-------- Records to process
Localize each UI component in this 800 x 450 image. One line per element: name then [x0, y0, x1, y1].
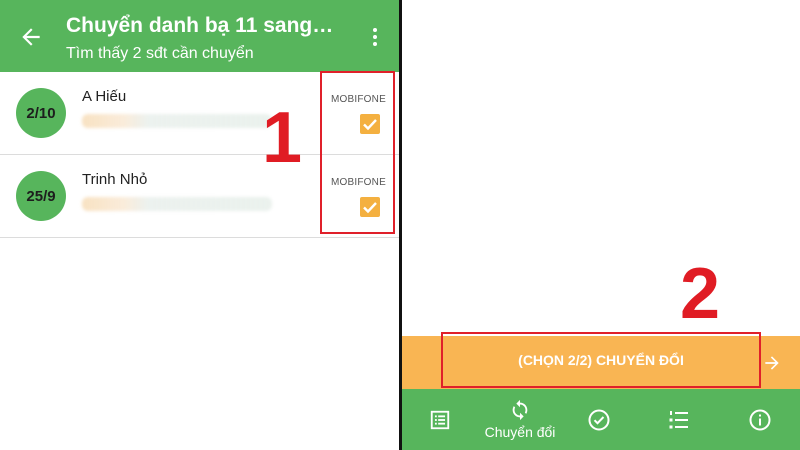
contacts-screen: Chuyển danh bạ 11 sang… Tìm thấy 2 sđt c…	[0, 0, 399, 450]
contact-date-avatar: 25/9	[16, 171, 66, 221]
nav-numbered-list[interactable]	[649, 389, 709, 450]
step-number-1: 1	[262, 98, 303, 178]
blurred-phone-number	[82, 197, 272, 211]
info-icon	[749, 409, 771, 430]
nav-list[interactable]	[410, 389, 470, 450]
nav-convert-label: Chuyển đổi	[484, 424, 556, 440]
arrow-right-icon[interactable]	[761, 353, 783, 373]
contact-name: A Hiếu	[82, 88, 127, 105]
nav-info[interactable]	[730, 389, 790, 450]
numbered-list-icon	[669, 410, 688, 428]
back-arrow-icon[interactable]	[18, 24, 44, 50]
step-number-2: 2	[680, 254, 721, 334]
app-bar: Chuyển danh bạ 11 sang… Tìm thấy 2 sđt c…	[0, 0, 399, 72]
convert-screen: 2 (CHỌN 2/2) CHUYỂN ĐỔI Chuyển đổi	[402, 0, 800, 450]
contact-name: Trinh Nhỏ	[82, 171, 148, 188]
bottom-navigation: Chuyển đổi	[402, 389, 800, 450]
contact-date-avatar: 2/10	[16, 88, 66, 138]
nav-convert[interactable]: Chuyển đổi	[485, 389, 555, 450]
list-icon	[430, 410, 450, 429]
highlight-box-checkboxes	[320, 71, 395, 234]
page-title: Chuyển danh bạ 11 sang…	[66, 14, 334, 37]
blurred-phone-number	[82, 114, 272, 128]
page-subtitle: Tìm thấy 2 sđt cần chuyển	[66, 45, 254, 62]
sync-icon	[512, 399, 528, 421]
check-circle-icon	[588, 409, 610, 430]
action-bar: (CHỌN 2/2) CHUYỂN ĐỔI	[402, 332, 800, 389]
more-vert-icon[interactable]	[368, 28, 382, 50]
convert-button[interactable]: (CHỌN 2/2) CHUYỂN ĐỔI	[441, 332, 761, 388]
nav-done[interactable]	[569, 389, 629, 450]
----------------
▶ _Exercise details_:
Copy all of the lines above again character for character, leaving out the picture.

▶ _Finished answer_:
Localize each UI component in this 800 x 450 image. One line per element: name then [x0, y0, x1, y1].
contacts-screen: Chuyển danh bạ 11 sang… Tìm thấy 2 sđt c…	[0, 0, 399, 450]
contact-date-avatar: 25/9	[16, 171, 66, 221]
nav-numbered-list[interactable]	[649, 389, 709, 450]
step-number-1: 1	[262, 98, 303, 178]
blurred-phone-number	[82, 197, 272, 211]
info-icon	[749, 409, 771, 430]
nav-list[interactable]	[410, 389, 470, 450]
nav-convert-label: Chuyển đổi	[484, 424, 556, 440]
arrow-right-icon[interactable]	[761, 353, 783, 373]
contact-name: A Hiếu	[82, 88, 127, 105]
nav-info[interactable]	[730, 389, 790, 450]
numbered-list-icon	[669, 410, 688, 428]
back-arrow-icon[interactable]	[18, 24, 44, 50]
step-number-2: 2	[680, 254, 721, 334]
app-bar: Chuyển danh bạ 11 sang… Tìm thấy 2 sđt c…	[0, 0, 399, 72]
convert-screen: 2 (CHỌN 2/2) CHUYỂN ĐỔI Chuyển đổi	[402, 0, 800, 450]
contact-name: Trinh Nhỏ	[82, 171, 148, 188]
bottom-navigation: Chuyển đổi	[402, 389, 800, 450]
contact-date-avatar: 2/10	[16, 88, 66, 138]
nav-convert[interactable]: Chuyển đổi	[485, 389, 555, 450]
list-icon	[430, 410, 450, 429]
highlight-box-checkboxes	[320, 71, 395, 234]
page-title: Chuyển danh bạ 11 sang…	[66, 14, 334, 37]
blurred-phone-number	[82, 114, 272, 128]
page-subtitle: Tìm thấy 2 sđt cần chuyển	[66, 45, 254, 62]
sync-icon	[512, 399, 528, 421]
check-circle-icon	[588, 409, 610, 430]
action-bar: (CHỌN 2/2) CHUYỂN ĐỔI	[402, 332, 800, 389]
more-vert-icon[interactable]	[368, 28, 382, 50]
convert-button[interactable]: (CHỌN 2/2) CHUYỂN ĐỔI	[441, 332, 761, 388]
nav-done[interactable]	[569, 389, 629, 450]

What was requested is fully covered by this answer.